Task: Make an exact copy of the entries, and keep any pictures out of it.

Records:

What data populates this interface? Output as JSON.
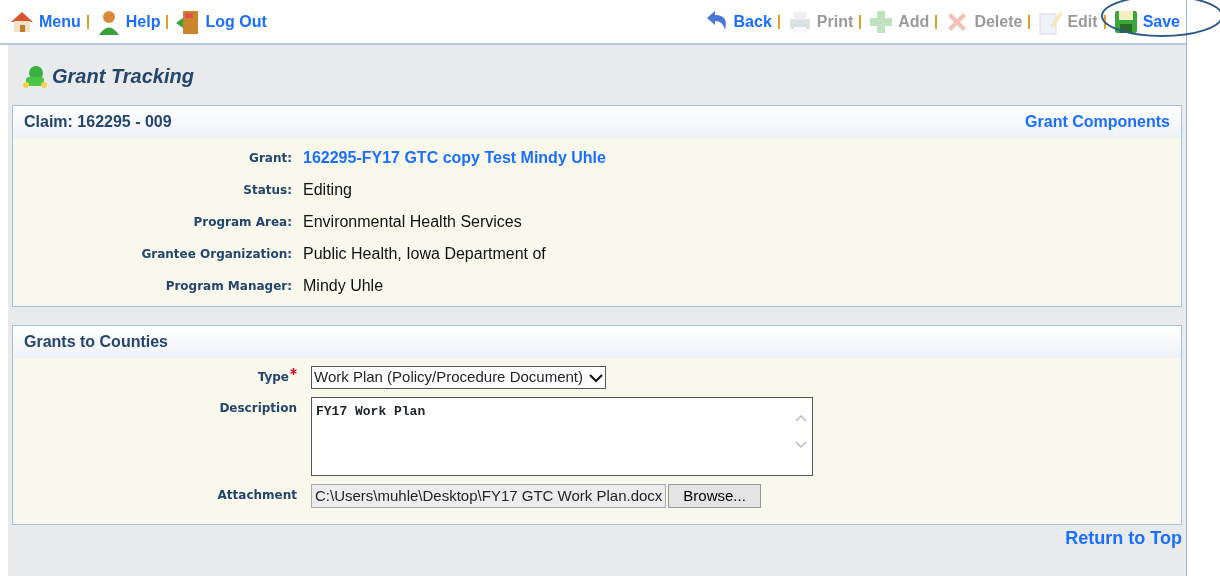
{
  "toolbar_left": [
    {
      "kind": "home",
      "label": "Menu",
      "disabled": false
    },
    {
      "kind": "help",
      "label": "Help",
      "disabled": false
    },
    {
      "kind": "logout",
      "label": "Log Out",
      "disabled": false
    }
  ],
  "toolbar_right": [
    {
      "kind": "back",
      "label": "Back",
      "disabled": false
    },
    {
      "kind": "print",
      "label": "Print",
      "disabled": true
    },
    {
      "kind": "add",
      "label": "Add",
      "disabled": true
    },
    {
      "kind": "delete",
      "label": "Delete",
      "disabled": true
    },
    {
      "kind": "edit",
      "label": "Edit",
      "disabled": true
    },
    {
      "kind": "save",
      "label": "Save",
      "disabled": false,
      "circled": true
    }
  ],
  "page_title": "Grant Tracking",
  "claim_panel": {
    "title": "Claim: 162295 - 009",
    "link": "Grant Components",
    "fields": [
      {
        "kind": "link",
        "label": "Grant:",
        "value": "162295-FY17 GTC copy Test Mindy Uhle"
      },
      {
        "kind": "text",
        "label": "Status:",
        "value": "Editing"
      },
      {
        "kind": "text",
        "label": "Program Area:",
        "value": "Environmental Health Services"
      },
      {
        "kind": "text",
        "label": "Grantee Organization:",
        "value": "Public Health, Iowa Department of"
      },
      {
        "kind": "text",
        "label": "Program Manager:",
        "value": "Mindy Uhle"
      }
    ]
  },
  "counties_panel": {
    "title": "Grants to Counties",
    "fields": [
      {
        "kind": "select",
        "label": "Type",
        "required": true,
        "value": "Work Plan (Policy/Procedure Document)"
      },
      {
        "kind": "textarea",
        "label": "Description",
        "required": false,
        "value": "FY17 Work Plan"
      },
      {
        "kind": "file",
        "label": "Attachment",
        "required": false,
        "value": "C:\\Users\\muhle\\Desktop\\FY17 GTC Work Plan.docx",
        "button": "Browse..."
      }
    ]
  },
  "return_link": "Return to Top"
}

The response:
What data populates this interface? Output as JSON.
{
  "toolbar_left": [
    {
      "kind": "home",
      "label": "Menu",
      "disabled": false
    },
    {
      "kind": "help",
      "label": "Help",
      "disabled": false
    },
    {
      "kind": "logout",
      "label": "Log Out",
      "disabled": false
    }
  ],
  "toolbar_right": [
    {
      "kind": "back",
      "label": "Back",
      "disabled": false
    },
    {
      "kind": "print",
      "label": "Print",
      "disabled": true
    },
    {
      "kind": "add",
      "label": "Add",
      "disabled": true
    },
    {
      "kind": "delete",
      "label": "Delete",
      "disabled": true
    },
    {
      "kind": "edit",
      "label": "Edit",
      "disabled": true
    },
    {
      "kind": "save",
      "label": "Save",
      "disabled": false,
      "circled": true
    }
  ],
  "page_title": "Grant Tracking",
  "claim_panel": {
    "title": "Claim: 162295 - 009",
    "link": "Grant Components",
    "fields": [
      {
        "kind": "link",
        "label": "Grant:",
        "value": "162295-FY17 GTC copy Test Mindy Uhle"
      },
      {
        "kind": "text",
        "label": "Status:",
        "value": "Editing"
      },
      {
        "kind": "text",
        "label": "Program Area:",
        "value": "Environmental Health Services"
      },
      {
        "kind": "text",
        "label": "Grantee Organization:",
        "value": "Public Health, Iowa Department of"
      },
      {
        "kind": "text",
        "label": "Program Manager:",
        "value": "Mindy Uhle"
      }
    ]
  },
  "counties_panel": {
    "title": "Grants to Counties",
    "fields": [
      {
        "kind": "select",
        "label": "Type",
        "required": true,
        "value": "Work Plan (Policy/Procedure Document)"
      },
      {
        "kind": "textarea",
        "label": "Description",
        "required": false,
        "value": "FY17 Work Plan"
      },
      {
        "kind": "file",
        "label": "Attachment",
        "required": false,
        "value": "C:\\Users\\muhle\\Desktop\\FY17 GTC Work Plan.docx",
        "button": "Browse..."
      }
    ]
  },
  "return_link": "Return to Top"
}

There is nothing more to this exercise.